» SOURCE RECORDS
------------------------------

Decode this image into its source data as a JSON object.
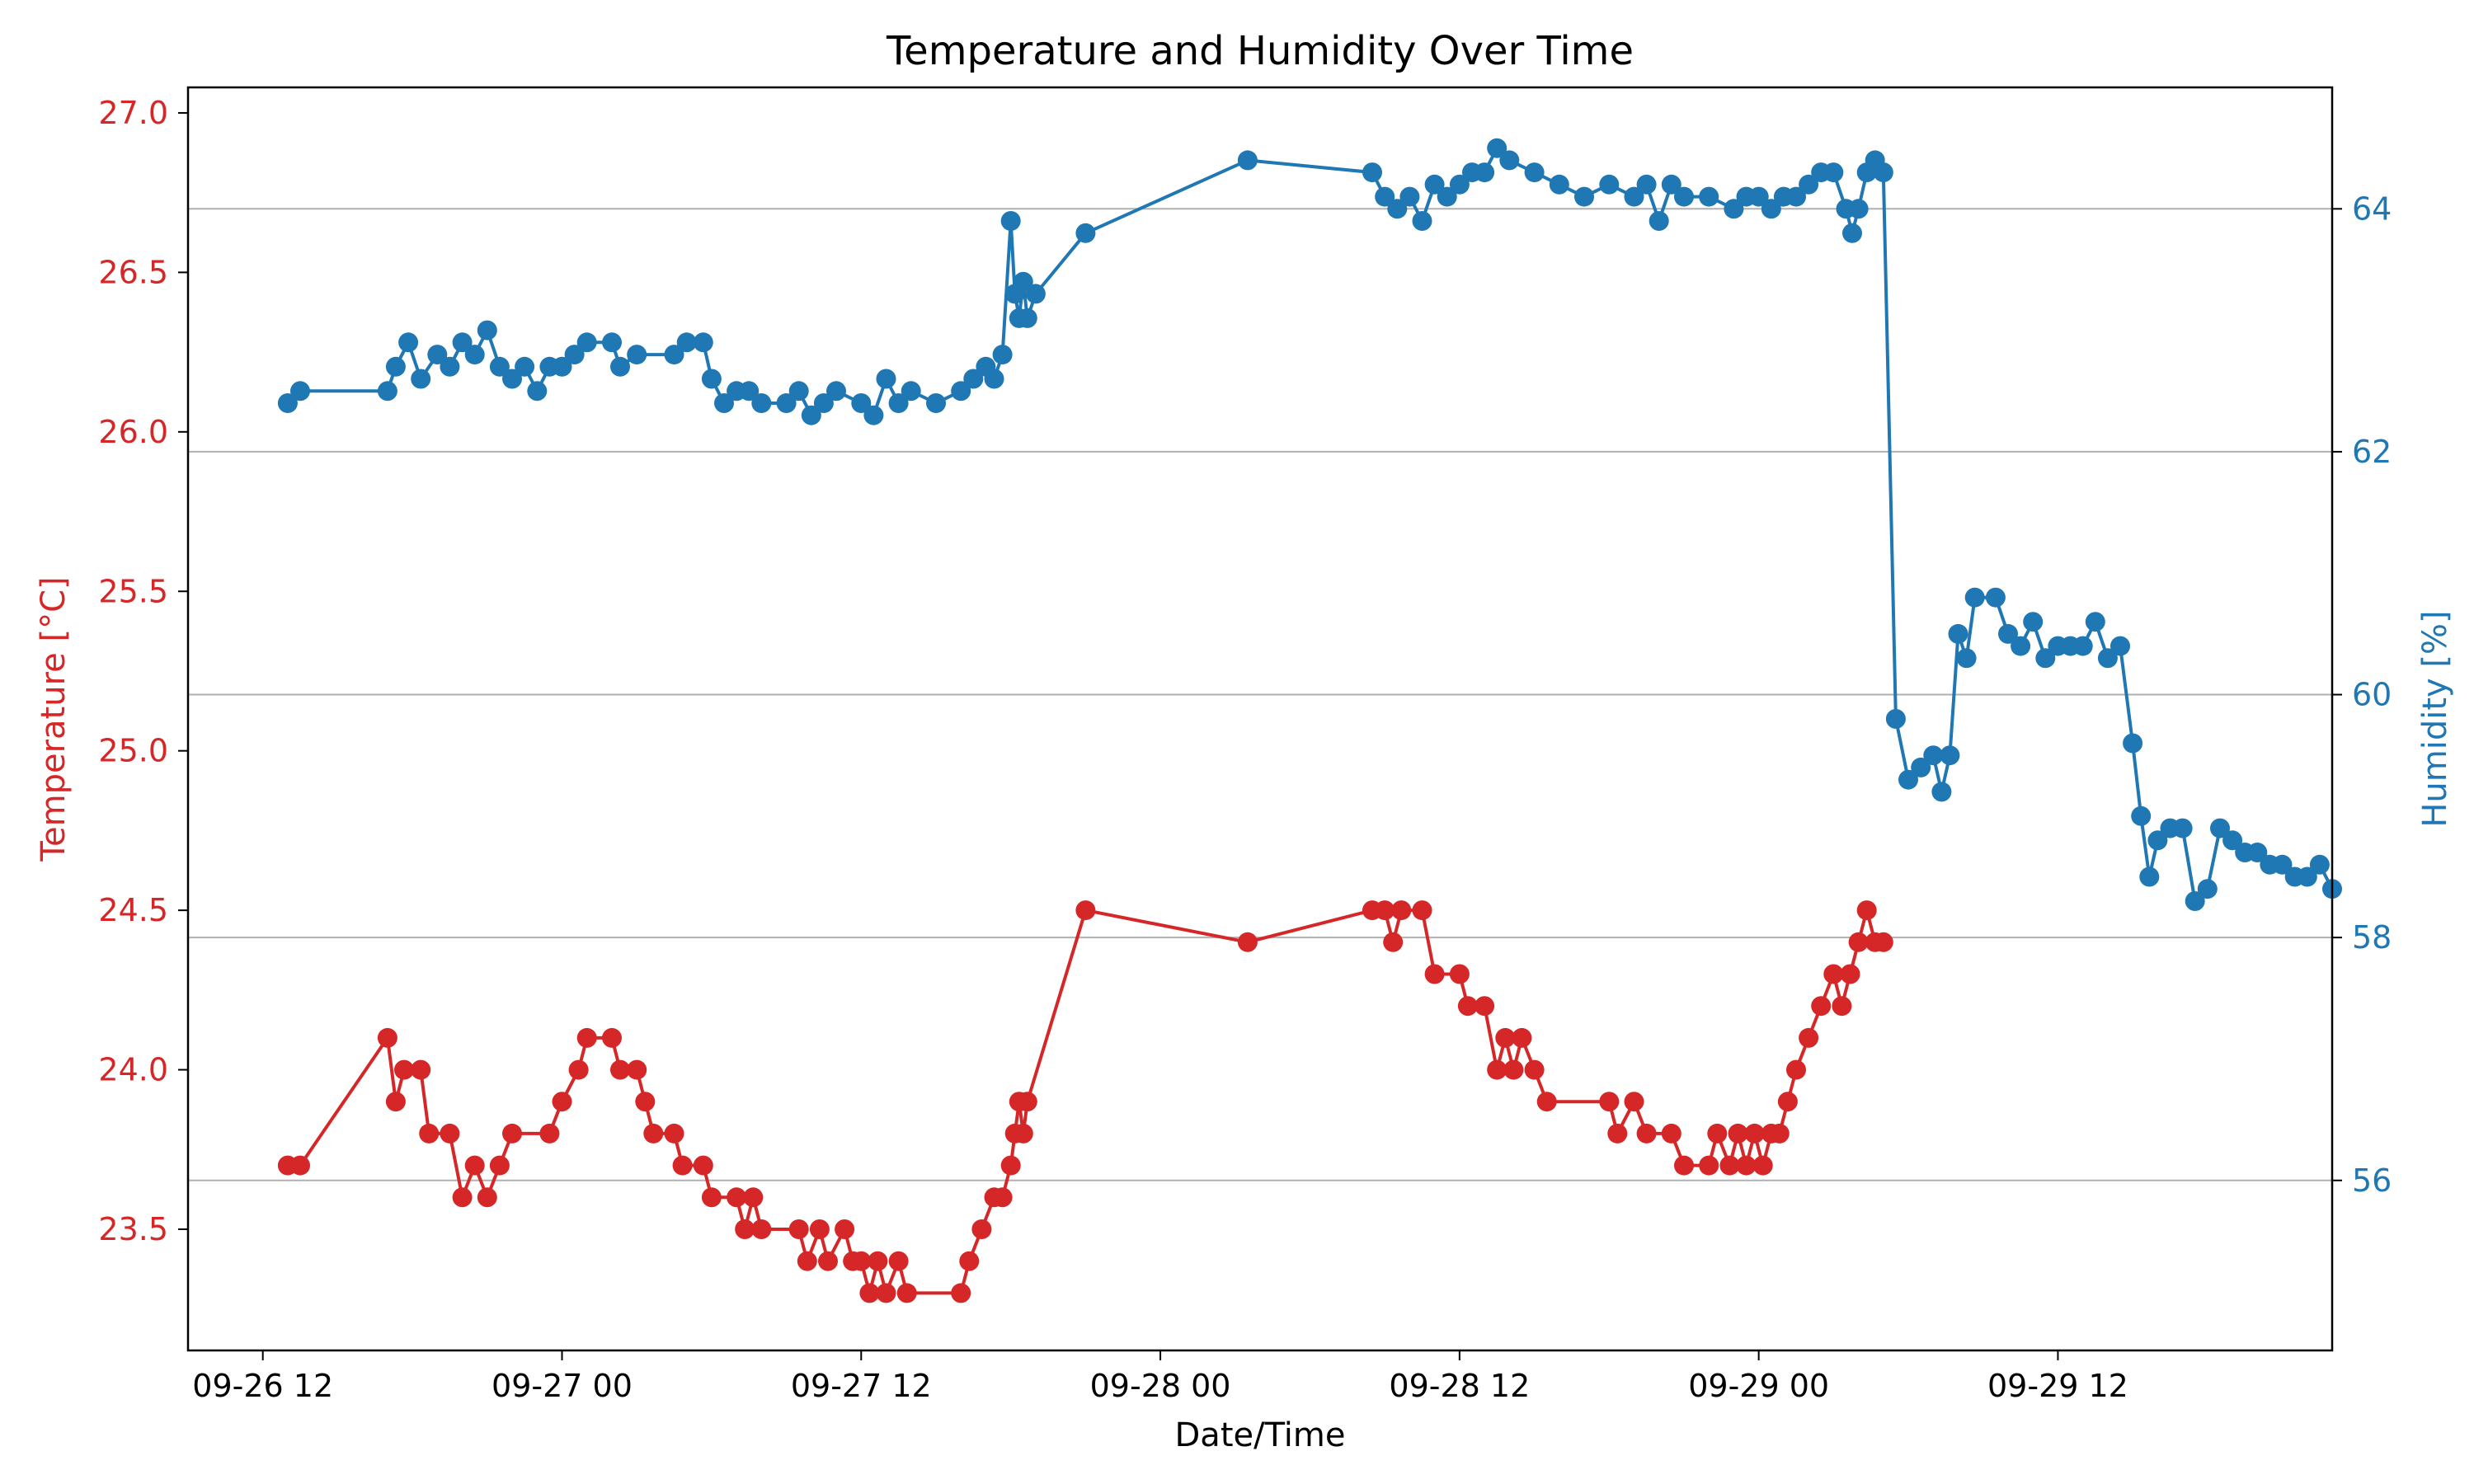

------------------------------

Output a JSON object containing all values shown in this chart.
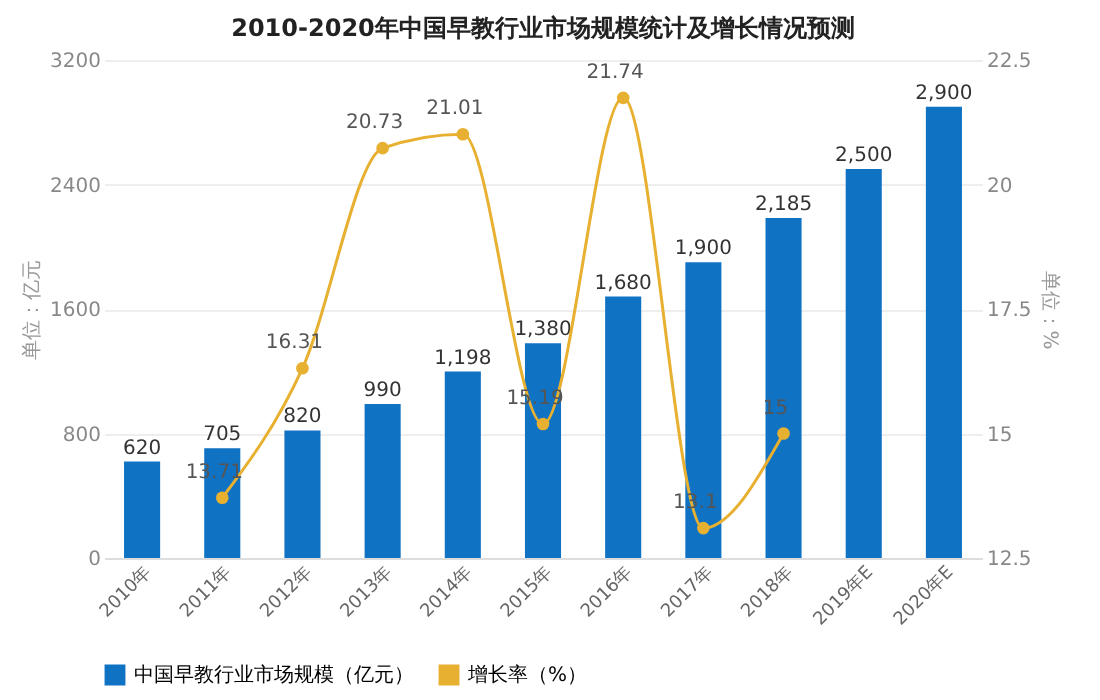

------------------------------

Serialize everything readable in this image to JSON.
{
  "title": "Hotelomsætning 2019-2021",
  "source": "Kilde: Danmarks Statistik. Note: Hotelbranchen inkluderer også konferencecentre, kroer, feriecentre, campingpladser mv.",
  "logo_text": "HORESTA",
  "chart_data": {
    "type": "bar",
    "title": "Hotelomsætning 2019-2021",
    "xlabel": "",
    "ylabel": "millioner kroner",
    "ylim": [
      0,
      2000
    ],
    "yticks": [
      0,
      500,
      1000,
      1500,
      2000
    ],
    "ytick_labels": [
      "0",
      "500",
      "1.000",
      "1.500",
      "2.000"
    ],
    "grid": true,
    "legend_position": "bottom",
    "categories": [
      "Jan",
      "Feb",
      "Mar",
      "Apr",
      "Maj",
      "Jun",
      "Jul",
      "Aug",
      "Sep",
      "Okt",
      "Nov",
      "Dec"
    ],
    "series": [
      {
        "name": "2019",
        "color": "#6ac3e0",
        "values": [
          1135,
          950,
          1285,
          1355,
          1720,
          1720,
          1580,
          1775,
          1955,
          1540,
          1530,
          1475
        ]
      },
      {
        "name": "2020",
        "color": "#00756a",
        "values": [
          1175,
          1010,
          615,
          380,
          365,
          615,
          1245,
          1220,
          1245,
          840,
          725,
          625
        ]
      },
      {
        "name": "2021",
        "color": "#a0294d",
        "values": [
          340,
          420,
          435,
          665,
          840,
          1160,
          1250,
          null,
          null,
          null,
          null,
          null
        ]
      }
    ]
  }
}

------------------------------

» WHAT YOU NEED TO DO
Gather up every line from the listing above in which the word "object" occurs.

» EXERCISE RESPONSE
Decode this image into its source data as a JSON object.
Output a JSON object containing all values shown in this chart.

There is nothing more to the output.